- _What the task requires_:
Single out the lines that include the word "工业和信息化部关于加强智能网联汽车生产企业及产品准入管理的意见". Copy them.

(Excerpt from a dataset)
<<<<
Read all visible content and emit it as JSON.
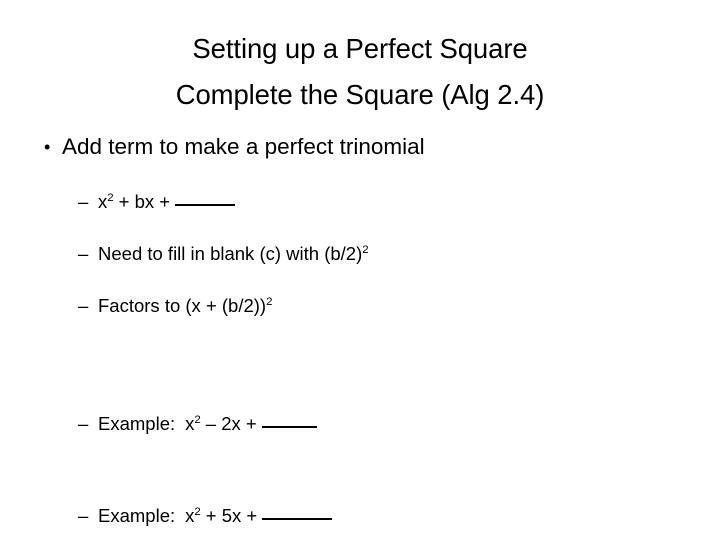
{
  "slide": {
    "background_color": "#ffffff",
    "text_color": "#000000",
    "title": {
      "line1": "Setting up a Perfect Square",
      "line2": "Complete the Square (Alg 2.4)"
    },
    "bullets": {
      "level1": {
        "marker": "•",
        "text": "Add term to make a perfect trinomial"
      },
      "level2_marker": "–",
      "items": [
        {
          "id": "formula-general",
          "parts": {
            "base": "x",
            "exp": "2",
            "rest": "+ bx +",
            "blank": "_____"
          }
        },
        {
          "id": "need-to-fill",
          "parts": {
            "pre": "Need to fill in blank (c) with (b/2)",
            "exp": "2"
          }
        },
        {
          "id": "factors-to",
          "parts": {
            "pre": "Factors to (x + (b/2))",
            "exp": "2"
          }
        },
        {
          "id": "example-1",
          "parts": {
            "label": "Example:",
            "base": "x",
            "exp": "2",
            "rest": "– 2x +",
            "blank": "____"
          }
        },
        {
          "id": "example-2",
          "parts": {
            "label": "Example:",
            "base": "x",
            "exp": "2",
            "rest": "+ 5x +",
            "blank": "______"
          }
        }
      ]
    }
  }
}
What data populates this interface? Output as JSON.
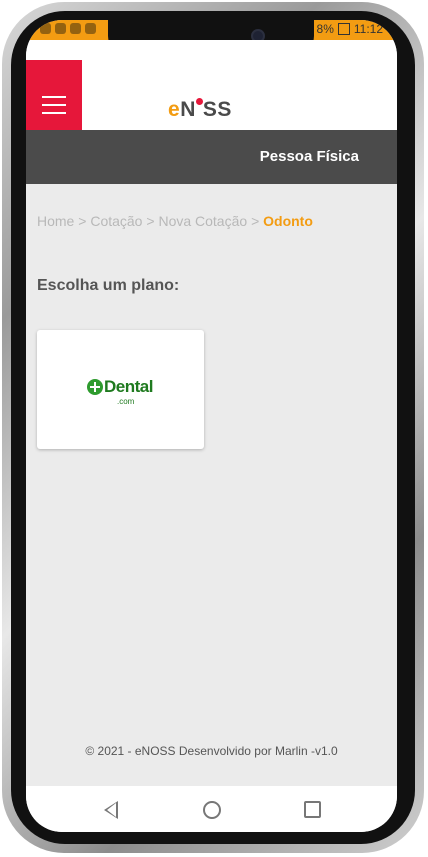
{
  "status_bar": {
    "battery": "8%",
    "time": "11:12"
  },
  "header": {
    "logo_prefix": "e",
    "logo_main": "N",
    "logo_suffix": "SS"
  },
  "title_bar": {
    "title": "Pessoa Física"
  },
  "breadcrumb": {
    "items": [
      "Home",
      "Cotação",
      "Nova Cotação"
    ],
    "separator": ">",
    "active": "Odonto"
  },
  "main": {
    "heading": "Escolha um plano:",
    "plans": [
      {
        "name": "Dental",
        "suffix": ".com",
        "brand_color": "#2e9b2e"
      }
    ]
  },
  "footer": {
    "text": "© 2021 - eNOSS Desenvolvido por Marlin -v1.0"
  },
  "colors": {
    "accent_orange": "#f39c12",
    "accent_red": "#e6173a",
    "title_bar": "#4b4b4b",
    "background": "#ebebeb"
  },
  "icons": {
    "menu": "hamburger-icon",
    "back": "back-triangle-icon",
    "home": "home-circle-icon",
    "recent": "recent-square-icon",
    "plan_logo": "plus-circle-icon"
  }
}
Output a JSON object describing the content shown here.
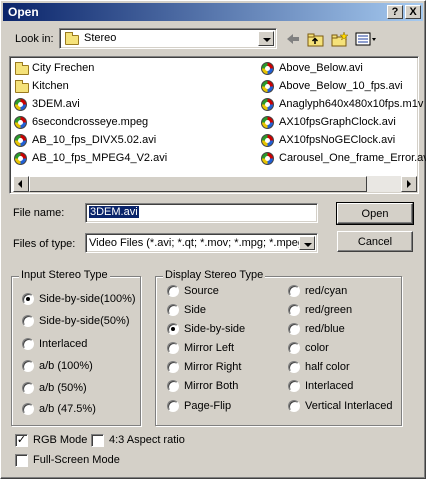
{
  "window": {
    "title": "Open",
    "help_label": "?",
    "close_label": "X"
  },
  "lookin": {
    "label": "Look in:",
    "value": "Stereo"
  },
  "toolbar": {
    "back_icon": "back-arrow-icon",
    "up_icon": "up-folder-icon",
    "new_folder_icon": "new-folder-icon",
    "view_icon": "view-menu-icon"
  },
  "files": {
    "col1": [
      {
        "name": "City Frechen",
        "type": "folder"
      },
      {
        "name": "Kitchen",
        "type": "folder"
      },
      {
        "name": "3DEM.avi",
        "type": "avi"
      },
      {
        "name": "6secondcrosseye.mpeg",
        "type": "avi"
      },
      {
        "name": "AB_10_fps_DIVX5.02.avi",
        "type": "avi"
      },
      {
        "name": "AB_10_fps_MPEG4_V2.avi",
        "type": "avi"
      }
    ],
    "col2": [
      {
        "name": "Above_Below.avi",
        "type": "avi"
      },
      {
        "name": "Above_Below_10_fps.avi",
        "type": "avi"
      },
      {
        "name": "Anaglyph640x480x10fps.m1v",
        "type": "avi"
      },
      {
        "name": "AX10fpsGraphClock.avi",
        "type": "avi"
      },
      {
        "name": "AX10fpsNoGEClock.avi",
        "type": "avi"
      },
      {
        "name": "Carousel_One_frame_Error.avi",
        "type": "avi"
      }
    ]
  },
  "filename": {
    "label": "File name:",
    "value": "3DEM.avi"
  },
  "filetype": {
    "label": "Files of type:",
    "value": "Video Files (*.avi; *.qt; *.mov; *.mpg; *.mpeg;"
  },
  "buttons": {
    "open": "Open",
    "cancel": "Cancel"
  },
  "input_stereo": {
    "title": "Input Stereo Type",
    "options": [
      "Side-by-side(100%)",
      "Side-by-side(50%)",
      "Interlaced",
      "a/b (100%)",
      "a/b (50%)",
      "a/b (47.5%)"
    ],
    "selected": 0
  },
  "display_stereo": {
    "title": "Display Stereo Type",
    "col1": [
      "Source",
      "Side",
      "Side-by-side",
      "Mirror Left",
      "Mirror Right",
      "Mirror Both",
      "Page-Flip"
    ],
    "col2": [
      "red/cyan",
      "red/green",
      "red/blue",
      "color",
      "half color",
      "Interlaced",
      "Vertical Interlaced"
    ],
    "selected": "Side-by-side"
  },
  "options": {
    "rgb_mode": {
      "label": "RGB Mode",
      "checked": true
    },
    "aspect": {
      "label": "4:3 Aspect ratio",
      "checked": false
    },
    "fullscreen": {
      "label": "Full-Screen Mode",
      "checked": false
    }
  }
}
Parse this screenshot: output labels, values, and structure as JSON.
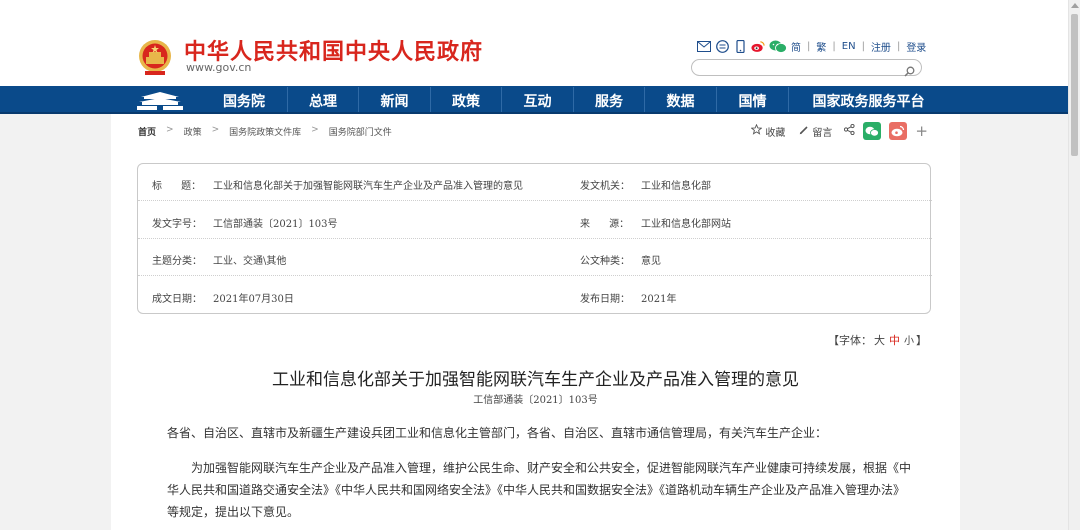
{
  "header": {
    "site_title": "中华人民共和国中央人民政府",
    "site_url": "www.gov.cn",
    "lang_links": [
      "简",
      "繁",
      "EN"
    ],
    "register": "注册",
    "login": "登录",
    "search_placeholder": ""
  },
  "nav": {
    "items": [
      {
        "label": "国务院",
        "w": 86
      },
      {
        "label": "总理",
        "w": 71
      },
      {
        "label": "新闻",
        "w": 72
      },
      {
        "label": "政策",
        "w": 71
      },
      {
        "label": "互动",
        "w": 72
      },
      {
        "label": "服务",
        "w": 71
      },
      {
        "label": "数据",
        "w": 72
      },
      {
        "label": "国情",
        "w": 72
      },
      {
        "label": "国家政务服务平台",
        "w": 160
      }
    ]
  },
  "breadcrumb": {
    "home": "首页",
    "items": [
      "政策",
      "国务院政策文件库",
      "国务院部门文件"
    ]
  },
  "actions": {
    "favorite": "收藏",
    "comment": "留言"
  },
  "meta": {
    "rows": [
      {
        "l1": "标      题：",
        "v1": "工业和信息化部关于加强智能网联汽车生产企业及产品准入管理的意见",
        "l2": "发文机关：",
        "v2": "工业和信息化部"
      },
      {
        "l1": "发文字号：",
        "v1": "工信部通装〔2021〕103号",
        "l2": "来      源：",
        "v2": "工业和信息化部网站"
      },
      {
        "l1": "主题分类：",
        "v1": "工业、交通\\其他",
        "l2": "公文种类：",
        "v2": "意见"
      },
      {
        "l1": "成文日期：",
        "v1": "2021年07月30日",
        "l2": "发布日期：",
        "v2": "2021年"
      }
    ]
  },
  "fontsize": {
    "prefix": "【字体：",
    "large": "大",
    "medium": "中",
    "small": "小",
    "suffix": "】"
  },
  "document": {
    "title": "工业和信息化部关于加强智能网联汽车生产企业及产品准入管理的意见",
    "number": "工信部通装〔2021〕103号",
    "para1": "各省、自治区、直辖市及新疆生产建设兵团工业和信息化主管部门，各省、自治区、直辖市通信管理局，有关汽车生产企业：",
    "para2": "为加强智能网联汽车生产企业及产品准入管理，维护公民生命、财产安全和公共安全，促进智能网联汽车产业健康可持续发展，根据《中华人民共和国道路交通安全法》《中华人民共和国网络安全法》《中华人民共和国数据安全法》《道路机动车辆生产企业及产品准入管理办法》等规定，提出以下意见。"
  },
  "colors": {
    "brand_red": "#d8261d",
    "nav_blue": "#0a4a8a"
  }
}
>>>>
- _Correct answer_:
        "v1": "工业和信息化部关于加强智能网联汽车生产企业及产品准入管理的意见",
    "title": "工业和信息化部关于加强智能网联汽车生产企业及产品准入管理的意见",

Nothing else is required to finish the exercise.